→ **Exercise directions**
Reproduce every entry below precisely. Pictures are excluded from the copy.

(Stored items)
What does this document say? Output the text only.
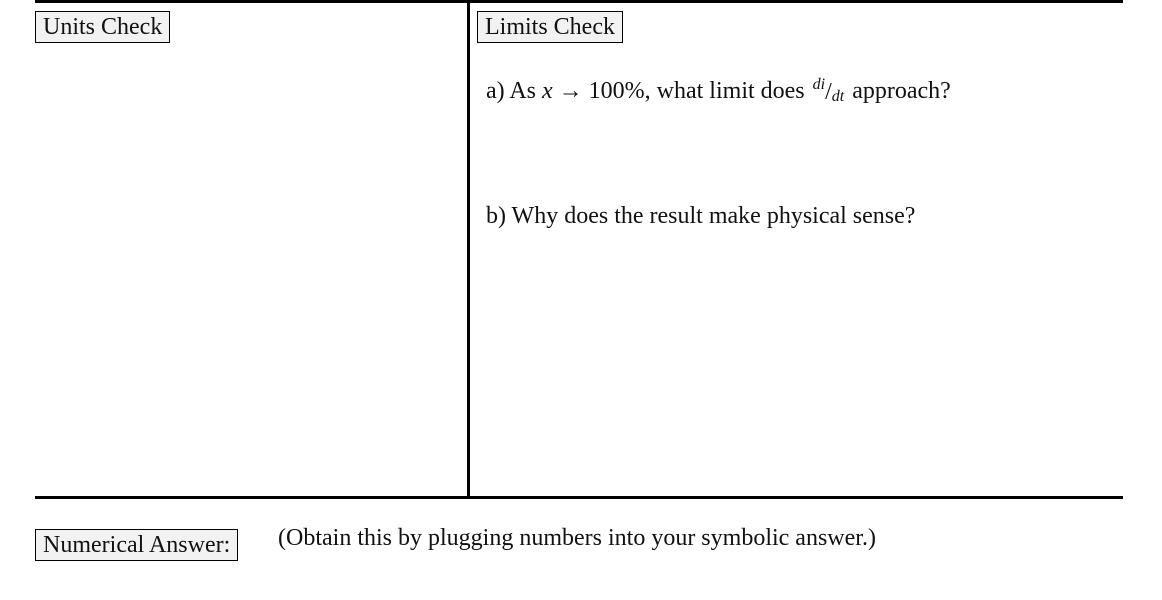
Units Check	Limits Check
a) As x → 100%, what limit does di/dt approach?
b) Why does the result make physical sense?
Numerical Answer:	(Obtain this by plugging numbers into your symbolic answer.)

→ **Response to this exercise**
What does this document say? Output the text only.
Units Check	Limits Check
a) As x → 100%, what limit does di/dt approach?
b) Why does the result make physical sense?
Numerical Answer:	(Obtain this by plugging numbers into your symbolic answer.)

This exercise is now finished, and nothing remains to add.